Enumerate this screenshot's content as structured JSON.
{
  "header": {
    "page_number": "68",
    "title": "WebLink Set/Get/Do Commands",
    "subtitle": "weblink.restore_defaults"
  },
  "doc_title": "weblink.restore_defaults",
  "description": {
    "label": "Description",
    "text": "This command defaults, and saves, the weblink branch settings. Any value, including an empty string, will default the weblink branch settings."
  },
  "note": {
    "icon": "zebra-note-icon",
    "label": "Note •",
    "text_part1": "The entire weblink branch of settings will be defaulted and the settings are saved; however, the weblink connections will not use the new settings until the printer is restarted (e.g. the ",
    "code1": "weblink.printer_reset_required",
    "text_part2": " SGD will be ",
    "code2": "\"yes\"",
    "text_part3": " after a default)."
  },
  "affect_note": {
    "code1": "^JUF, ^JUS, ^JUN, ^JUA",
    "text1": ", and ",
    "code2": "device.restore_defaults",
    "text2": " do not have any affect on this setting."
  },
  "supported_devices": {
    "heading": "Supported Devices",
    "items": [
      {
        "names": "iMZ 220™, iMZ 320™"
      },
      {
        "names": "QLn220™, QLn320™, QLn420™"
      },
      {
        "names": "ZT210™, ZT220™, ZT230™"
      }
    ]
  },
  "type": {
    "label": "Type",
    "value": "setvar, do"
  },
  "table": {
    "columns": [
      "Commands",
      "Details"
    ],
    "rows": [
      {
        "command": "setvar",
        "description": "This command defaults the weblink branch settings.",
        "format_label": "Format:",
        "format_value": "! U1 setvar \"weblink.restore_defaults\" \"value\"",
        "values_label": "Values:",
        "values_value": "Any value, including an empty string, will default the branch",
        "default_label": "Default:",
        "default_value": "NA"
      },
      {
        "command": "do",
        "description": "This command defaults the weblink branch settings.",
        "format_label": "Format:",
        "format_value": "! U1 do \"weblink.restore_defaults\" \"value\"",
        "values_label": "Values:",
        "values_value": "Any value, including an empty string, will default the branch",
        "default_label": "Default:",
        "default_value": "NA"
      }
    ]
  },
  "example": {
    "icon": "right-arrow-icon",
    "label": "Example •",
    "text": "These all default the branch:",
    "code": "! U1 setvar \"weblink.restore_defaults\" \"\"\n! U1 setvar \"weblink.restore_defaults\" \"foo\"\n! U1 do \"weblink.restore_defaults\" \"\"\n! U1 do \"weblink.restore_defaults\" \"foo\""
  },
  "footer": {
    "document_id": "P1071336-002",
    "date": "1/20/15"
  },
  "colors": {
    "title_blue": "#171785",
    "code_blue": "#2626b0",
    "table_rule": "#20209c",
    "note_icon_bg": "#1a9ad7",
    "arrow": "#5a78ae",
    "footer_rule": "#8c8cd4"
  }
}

= To be done =
Write the data back out verbatim.

= The completed task =
Enumerate this screenshot's content as structured JSON.
{
  "header": {
    "page_number": "68",
    "title": "WebLink Set/Get/Do Commands",
    "subtitle": "weblink.restore_defaults"
  },
  "doc_title": "weblink.restore_defaults",
  "description": {
    "label": "Description",
    "text": "This command defaults, and saves, the weblink branch settings. Any value, including an empty string, will default the weblink branch settings."
  },
  "note": {
    "icon": "zebra-note-icon",
    "label": "Note •",
    "text_part1": "The entire weblink branch of settings will be defaulted and the settings are saved; however, the weblink connections will not use the new settings until the printer is restarted (e.g. the ",
    "code1": "weblink.printer_reset_required",
    "text_part2": " SGD will be ",
    "code2": "\"yes\"",
    "text_part3": " after a default)."
  },
  "affect_note": {
    "code1": "^JUF, ^JUS, ^JUN, ^JUA",
    "text1": ", and ",
    "code2": "device.restore_defaults",
    "text2": " do not have any affect on this setting."
  },
  "supported_devices": {
    "heading": "Supported Devices",
    "items": [
      {
        "names": "iMZ 220™, iMZ 320™"
      },
      {
        "names": "QLn220™, QLn320™, QLn420™"
      },
      {
        "names": "ZT210™, ZT220™, ZT230™"
      }
    ]
  },
  "type": {
    "label": "Type",
    "value": "setvar, do"
  },
  "table": {
    "columns": [
      "Commands",
      "Details"
    ],
    "rows": [
      {
        "command": "setvar",
        "description": "This command defaults the weblink branch settings.",
        "format_label": "Format:",
        "format_value": "! U1 setvar \"weblink.restore_defaults\" \"value\"",
        "values_label": "Values:",
        "values_value": "Any value, including an empty string, will default the branch",
        "default_label": "Default:",
        "default_value": "NA"
      },
      {
        "command": "do",
        "description": "This command defaults the weblink branch settings.",
        "format_label": "Format:",
        "format_value": "! U1 do \"weblink.restore_defaults\" \"value\"",
        "values_label": "Values:",
        "values_value": "Any value, including an empty string, will default the branch",
        "default_label": "Default:",
        "default_value": "NA"
      }
    ]
  },
  "example": {
    "icon": "right-arrow-icon",
    "label": "Example •",
    "text": "These all default the branch:",
    "code": "! U1 setvar \"weblink.restore_defaults\" \"\"\n! U1 setvar \"weblink.restore_defaults\" \"foo\"\n! U1 do \"weblink.restore_defaults\" \"\"\n! U1 do \"weblink.restore_defaults\" \"foo\""
  },
  "footer": {
    "document_id": "P1071336-002",
    "date": "1/20/15"
  },
  "colors": {
    "title_blue": "#171785",
    "code_blue": "#2626b0",
    "table_rule": "#20209c",
    "note_icon_bg": "#1a9ad7",
    "arrow": "#5a78ae",
    "footer_rule": "#8c8cd4"
  }
}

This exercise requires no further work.